begin INPUT DATA

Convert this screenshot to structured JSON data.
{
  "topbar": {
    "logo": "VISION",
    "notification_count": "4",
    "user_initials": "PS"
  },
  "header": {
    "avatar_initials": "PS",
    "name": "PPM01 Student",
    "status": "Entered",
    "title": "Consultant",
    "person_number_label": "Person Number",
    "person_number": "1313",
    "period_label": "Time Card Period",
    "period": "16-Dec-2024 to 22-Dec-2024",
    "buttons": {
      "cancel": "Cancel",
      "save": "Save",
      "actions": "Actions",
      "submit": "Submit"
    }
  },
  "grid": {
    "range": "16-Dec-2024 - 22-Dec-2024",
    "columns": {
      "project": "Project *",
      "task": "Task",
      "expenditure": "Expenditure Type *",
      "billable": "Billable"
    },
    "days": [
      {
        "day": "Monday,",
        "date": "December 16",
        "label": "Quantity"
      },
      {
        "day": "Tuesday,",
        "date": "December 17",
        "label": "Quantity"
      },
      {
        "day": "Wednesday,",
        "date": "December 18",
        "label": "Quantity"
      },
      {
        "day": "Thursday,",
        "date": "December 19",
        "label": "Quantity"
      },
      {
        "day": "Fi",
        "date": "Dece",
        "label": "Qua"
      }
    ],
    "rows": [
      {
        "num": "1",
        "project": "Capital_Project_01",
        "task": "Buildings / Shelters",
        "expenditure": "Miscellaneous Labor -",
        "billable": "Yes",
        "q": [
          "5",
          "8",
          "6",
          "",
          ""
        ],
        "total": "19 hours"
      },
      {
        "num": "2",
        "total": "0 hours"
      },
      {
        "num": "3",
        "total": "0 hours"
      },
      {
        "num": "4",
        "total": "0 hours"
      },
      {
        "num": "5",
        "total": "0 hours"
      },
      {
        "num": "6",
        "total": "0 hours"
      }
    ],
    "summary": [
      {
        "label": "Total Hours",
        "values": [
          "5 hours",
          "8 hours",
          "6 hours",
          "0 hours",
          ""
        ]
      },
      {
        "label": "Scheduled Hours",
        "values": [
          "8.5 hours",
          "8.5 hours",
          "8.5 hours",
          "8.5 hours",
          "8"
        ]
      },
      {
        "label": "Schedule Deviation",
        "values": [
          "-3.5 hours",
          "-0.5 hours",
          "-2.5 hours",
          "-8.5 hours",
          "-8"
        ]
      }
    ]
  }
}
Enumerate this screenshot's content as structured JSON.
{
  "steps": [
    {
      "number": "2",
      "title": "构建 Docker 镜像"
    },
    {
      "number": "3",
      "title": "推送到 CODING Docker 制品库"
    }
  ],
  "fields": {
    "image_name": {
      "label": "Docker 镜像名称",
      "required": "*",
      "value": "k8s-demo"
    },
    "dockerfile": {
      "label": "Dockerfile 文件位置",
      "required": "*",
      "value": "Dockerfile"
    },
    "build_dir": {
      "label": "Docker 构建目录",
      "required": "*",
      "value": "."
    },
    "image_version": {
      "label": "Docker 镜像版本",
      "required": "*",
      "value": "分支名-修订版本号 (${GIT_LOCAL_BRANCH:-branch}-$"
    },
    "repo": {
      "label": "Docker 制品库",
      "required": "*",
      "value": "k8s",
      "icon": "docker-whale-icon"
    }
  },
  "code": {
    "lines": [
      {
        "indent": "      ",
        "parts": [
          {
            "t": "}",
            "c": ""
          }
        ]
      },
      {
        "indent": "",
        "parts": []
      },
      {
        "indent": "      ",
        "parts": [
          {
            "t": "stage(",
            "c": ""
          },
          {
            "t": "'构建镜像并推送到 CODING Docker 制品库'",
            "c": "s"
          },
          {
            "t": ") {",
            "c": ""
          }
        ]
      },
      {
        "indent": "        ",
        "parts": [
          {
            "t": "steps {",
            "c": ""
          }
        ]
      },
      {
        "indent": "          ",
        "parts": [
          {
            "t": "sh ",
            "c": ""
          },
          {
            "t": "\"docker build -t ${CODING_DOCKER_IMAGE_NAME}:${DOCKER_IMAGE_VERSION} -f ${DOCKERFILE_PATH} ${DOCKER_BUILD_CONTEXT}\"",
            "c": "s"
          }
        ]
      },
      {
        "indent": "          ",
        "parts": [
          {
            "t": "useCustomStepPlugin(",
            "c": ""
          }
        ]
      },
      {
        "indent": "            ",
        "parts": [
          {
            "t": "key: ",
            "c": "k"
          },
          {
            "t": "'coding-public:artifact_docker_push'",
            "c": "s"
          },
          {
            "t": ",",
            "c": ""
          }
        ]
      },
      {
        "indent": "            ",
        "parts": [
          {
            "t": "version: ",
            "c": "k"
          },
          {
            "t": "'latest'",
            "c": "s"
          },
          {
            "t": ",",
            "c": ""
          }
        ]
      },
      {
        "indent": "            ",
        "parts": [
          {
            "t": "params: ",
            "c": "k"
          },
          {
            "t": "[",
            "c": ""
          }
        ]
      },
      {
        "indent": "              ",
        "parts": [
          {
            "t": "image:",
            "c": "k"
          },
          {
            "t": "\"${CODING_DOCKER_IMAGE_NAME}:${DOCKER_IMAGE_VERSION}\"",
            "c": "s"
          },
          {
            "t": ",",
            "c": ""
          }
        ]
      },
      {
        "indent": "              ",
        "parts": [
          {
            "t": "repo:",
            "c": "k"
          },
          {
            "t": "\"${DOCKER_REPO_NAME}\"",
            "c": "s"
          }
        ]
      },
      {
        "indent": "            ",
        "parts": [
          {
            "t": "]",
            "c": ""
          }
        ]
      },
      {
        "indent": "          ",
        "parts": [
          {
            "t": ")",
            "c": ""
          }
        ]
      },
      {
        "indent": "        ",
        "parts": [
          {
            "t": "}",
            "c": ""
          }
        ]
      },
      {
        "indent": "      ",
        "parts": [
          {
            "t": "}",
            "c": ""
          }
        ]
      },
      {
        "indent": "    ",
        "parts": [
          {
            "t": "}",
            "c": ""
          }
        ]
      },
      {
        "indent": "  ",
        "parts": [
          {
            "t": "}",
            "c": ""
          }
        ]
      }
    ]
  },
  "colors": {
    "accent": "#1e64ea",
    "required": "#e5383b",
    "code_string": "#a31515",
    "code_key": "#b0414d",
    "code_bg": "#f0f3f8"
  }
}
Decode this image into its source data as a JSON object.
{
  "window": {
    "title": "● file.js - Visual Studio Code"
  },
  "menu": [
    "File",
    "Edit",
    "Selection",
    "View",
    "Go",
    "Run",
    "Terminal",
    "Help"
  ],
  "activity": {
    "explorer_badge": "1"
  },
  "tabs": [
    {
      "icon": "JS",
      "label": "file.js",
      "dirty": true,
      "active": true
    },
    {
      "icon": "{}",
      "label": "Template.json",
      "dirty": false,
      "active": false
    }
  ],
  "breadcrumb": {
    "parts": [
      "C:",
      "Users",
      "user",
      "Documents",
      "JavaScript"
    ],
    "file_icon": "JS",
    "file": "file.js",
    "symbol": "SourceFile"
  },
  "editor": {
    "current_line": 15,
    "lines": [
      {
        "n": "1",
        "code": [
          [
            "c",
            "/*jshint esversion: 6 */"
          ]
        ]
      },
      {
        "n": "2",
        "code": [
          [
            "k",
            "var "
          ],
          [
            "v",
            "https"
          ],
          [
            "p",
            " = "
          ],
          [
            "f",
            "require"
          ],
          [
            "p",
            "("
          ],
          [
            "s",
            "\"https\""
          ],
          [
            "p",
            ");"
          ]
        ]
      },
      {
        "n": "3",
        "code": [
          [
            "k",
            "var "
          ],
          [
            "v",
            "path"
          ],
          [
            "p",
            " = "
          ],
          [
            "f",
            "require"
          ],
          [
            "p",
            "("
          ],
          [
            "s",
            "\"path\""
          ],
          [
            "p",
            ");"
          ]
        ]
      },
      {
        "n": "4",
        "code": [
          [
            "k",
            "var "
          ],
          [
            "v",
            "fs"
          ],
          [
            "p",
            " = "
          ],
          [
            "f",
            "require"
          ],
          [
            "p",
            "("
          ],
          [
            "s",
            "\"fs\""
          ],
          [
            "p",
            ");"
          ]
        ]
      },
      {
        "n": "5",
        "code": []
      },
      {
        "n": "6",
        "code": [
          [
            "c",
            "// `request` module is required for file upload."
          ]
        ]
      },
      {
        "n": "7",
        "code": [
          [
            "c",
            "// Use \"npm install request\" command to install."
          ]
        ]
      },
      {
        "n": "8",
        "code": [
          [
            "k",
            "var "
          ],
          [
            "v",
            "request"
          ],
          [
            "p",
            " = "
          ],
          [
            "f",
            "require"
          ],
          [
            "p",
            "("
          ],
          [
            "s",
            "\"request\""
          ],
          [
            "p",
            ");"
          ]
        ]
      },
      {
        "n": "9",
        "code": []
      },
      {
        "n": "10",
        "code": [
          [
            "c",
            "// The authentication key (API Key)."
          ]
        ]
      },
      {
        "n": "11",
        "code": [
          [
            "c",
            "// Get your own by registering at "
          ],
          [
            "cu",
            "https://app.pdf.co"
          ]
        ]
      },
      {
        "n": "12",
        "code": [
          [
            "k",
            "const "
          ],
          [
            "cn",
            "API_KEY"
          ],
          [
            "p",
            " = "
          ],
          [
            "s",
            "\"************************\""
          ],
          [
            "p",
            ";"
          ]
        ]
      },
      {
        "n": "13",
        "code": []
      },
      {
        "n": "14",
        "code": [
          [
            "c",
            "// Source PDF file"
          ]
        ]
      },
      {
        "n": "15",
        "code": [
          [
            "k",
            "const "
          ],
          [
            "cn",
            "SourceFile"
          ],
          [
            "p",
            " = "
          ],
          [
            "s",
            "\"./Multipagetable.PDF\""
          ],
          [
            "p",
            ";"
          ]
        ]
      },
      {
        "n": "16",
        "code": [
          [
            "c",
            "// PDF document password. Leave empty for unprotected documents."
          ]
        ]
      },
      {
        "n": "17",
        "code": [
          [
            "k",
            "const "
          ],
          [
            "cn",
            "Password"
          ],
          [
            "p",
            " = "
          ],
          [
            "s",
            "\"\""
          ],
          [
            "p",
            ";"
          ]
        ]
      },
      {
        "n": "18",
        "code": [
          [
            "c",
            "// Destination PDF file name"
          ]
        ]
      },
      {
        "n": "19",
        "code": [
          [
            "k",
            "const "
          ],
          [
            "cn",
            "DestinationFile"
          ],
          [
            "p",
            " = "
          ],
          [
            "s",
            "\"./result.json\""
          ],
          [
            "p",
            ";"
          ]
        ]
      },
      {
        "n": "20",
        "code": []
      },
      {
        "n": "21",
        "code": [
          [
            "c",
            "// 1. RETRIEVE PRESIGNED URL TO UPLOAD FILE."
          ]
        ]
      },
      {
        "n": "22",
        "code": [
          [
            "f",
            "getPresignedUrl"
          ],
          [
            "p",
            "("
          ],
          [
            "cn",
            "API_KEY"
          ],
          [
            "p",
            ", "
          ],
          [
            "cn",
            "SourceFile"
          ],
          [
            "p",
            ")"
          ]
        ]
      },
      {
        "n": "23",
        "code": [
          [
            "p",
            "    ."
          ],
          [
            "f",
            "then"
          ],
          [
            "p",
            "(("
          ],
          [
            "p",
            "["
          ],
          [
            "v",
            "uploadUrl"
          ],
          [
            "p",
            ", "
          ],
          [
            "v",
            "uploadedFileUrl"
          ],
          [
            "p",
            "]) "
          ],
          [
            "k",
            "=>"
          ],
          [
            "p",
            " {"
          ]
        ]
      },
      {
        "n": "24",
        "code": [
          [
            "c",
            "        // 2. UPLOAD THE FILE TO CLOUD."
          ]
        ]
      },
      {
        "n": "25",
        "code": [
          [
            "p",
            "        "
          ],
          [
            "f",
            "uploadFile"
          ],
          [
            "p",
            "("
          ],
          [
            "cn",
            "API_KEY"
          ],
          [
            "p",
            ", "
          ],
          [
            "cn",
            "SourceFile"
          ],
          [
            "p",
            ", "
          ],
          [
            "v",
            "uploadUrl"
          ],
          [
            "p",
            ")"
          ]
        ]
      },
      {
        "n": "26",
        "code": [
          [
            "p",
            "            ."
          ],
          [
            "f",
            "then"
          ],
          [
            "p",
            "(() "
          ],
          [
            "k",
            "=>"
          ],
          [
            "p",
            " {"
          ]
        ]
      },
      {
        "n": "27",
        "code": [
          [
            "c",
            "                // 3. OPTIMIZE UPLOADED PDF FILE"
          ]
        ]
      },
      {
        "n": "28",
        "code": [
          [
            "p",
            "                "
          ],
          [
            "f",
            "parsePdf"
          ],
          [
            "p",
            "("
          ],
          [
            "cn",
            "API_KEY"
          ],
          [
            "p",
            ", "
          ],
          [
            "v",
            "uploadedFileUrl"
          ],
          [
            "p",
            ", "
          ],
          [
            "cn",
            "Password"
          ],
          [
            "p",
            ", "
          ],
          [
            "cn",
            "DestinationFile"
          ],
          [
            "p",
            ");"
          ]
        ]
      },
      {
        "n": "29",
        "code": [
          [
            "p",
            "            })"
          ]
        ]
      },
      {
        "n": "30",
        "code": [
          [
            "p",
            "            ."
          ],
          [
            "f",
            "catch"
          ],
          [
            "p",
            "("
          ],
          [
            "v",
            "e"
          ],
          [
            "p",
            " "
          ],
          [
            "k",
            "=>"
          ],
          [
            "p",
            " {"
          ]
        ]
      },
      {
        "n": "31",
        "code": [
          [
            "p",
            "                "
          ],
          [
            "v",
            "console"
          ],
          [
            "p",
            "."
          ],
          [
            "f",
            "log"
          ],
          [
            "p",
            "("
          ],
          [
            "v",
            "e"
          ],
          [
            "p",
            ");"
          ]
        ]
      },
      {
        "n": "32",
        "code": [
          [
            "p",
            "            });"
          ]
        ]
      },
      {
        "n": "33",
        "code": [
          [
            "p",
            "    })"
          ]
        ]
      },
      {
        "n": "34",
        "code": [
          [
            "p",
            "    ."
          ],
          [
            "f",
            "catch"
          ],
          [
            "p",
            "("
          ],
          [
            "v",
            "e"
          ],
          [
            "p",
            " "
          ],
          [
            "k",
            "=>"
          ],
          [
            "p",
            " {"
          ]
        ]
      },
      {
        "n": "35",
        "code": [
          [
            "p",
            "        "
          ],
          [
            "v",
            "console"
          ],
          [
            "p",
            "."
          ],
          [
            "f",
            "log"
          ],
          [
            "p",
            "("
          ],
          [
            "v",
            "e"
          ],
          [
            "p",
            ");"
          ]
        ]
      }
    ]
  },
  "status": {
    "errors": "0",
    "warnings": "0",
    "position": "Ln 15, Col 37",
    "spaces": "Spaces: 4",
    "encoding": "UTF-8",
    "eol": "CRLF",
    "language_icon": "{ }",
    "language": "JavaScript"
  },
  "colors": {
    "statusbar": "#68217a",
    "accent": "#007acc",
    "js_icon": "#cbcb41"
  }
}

end INPUT DATA

**REQUIREMENTS**
Show all lines in the entries above where the word "expenditure" appears.

**FINISHED EXERCISE**
      "expenditure": "Expenditure Type *",
        "expenditure": "Miscellaneous Labor -",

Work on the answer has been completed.